» **Goal**
Identify all lines in the data containing the string "определяется". Copy them out.
########
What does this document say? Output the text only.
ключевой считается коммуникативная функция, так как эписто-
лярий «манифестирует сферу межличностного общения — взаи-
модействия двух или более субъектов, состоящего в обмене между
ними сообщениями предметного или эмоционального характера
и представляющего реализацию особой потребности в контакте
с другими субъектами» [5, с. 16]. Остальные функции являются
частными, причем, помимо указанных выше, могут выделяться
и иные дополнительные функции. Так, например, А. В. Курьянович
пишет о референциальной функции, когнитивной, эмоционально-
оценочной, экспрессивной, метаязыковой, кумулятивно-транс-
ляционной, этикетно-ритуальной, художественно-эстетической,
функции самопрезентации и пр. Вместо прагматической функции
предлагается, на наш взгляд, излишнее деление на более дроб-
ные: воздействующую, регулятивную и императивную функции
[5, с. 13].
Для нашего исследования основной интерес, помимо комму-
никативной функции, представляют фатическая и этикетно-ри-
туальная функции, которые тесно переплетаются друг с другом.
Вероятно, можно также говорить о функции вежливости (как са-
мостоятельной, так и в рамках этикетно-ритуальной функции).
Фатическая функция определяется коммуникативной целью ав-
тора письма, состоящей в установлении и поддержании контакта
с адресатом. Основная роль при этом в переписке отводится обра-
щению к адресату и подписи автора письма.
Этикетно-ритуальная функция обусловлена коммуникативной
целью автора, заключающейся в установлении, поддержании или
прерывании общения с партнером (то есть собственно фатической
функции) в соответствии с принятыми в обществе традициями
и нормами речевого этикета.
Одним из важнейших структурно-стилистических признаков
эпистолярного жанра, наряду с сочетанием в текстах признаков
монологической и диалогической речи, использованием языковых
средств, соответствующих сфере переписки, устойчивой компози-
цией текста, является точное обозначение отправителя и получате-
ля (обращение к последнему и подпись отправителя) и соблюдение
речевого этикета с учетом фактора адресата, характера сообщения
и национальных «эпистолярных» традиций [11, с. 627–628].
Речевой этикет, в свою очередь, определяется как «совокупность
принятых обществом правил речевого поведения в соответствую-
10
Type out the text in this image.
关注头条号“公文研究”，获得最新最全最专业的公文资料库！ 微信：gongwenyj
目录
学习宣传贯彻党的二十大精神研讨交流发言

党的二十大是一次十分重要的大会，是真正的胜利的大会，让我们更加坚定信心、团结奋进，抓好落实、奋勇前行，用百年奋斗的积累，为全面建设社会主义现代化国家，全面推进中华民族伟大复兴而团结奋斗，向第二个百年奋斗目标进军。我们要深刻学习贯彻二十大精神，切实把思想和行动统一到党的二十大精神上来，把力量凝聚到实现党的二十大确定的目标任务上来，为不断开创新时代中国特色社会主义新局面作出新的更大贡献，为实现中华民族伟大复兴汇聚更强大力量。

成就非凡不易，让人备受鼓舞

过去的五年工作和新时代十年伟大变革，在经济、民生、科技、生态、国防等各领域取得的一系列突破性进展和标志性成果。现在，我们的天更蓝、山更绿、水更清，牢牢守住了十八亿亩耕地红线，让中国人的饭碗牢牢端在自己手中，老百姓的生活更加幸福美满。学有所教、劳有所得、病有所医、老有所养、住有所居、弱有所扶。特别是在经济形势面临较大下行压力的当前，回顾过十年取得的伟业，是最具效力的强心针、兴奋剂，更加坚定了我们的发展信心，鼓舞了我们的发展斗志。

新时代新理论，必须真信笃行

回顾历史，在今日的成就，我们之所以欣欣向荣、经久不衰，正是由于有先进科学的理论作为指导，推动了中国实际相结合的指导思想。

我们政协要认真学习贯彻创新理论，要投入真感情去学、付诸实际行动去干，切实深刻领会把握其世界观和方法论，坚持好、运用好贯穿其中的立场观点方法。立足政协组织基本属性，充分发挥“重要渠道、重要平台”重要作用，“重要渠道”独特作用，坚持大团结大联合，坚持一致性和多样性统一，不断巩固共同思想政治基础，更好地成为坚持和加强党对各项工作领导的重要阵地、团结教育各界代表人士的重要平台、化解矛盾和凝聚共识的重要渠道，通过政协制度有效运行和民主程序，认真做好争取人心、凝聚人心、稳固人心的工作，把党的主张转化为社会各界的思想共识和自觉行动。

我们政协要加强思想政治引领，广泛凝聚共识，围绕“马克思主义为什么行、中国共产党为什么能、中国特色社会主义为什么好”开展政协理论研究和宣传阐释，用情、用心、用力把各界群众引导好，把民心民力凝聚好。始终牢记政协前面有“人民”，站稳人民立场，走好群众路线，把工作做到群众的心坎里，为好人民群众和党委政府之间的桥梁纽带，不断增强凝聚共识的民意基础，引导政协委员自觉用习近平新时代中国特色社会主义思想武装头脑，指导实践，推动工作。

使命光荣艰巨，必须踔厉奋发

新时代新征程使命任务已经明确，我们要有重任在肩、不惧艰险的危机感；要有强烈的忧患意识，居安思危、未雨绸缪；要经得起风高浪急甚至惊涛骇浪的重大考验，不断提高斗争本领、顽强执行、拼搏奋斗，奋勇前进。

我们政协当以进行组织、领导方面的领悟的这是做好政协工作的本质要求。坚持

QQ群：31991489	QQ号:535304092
########
» **Final answer**
Фатическая функция определяется коммуникативной целью ав-
Речевой этикет, в свою очередь, определяется как «совокупность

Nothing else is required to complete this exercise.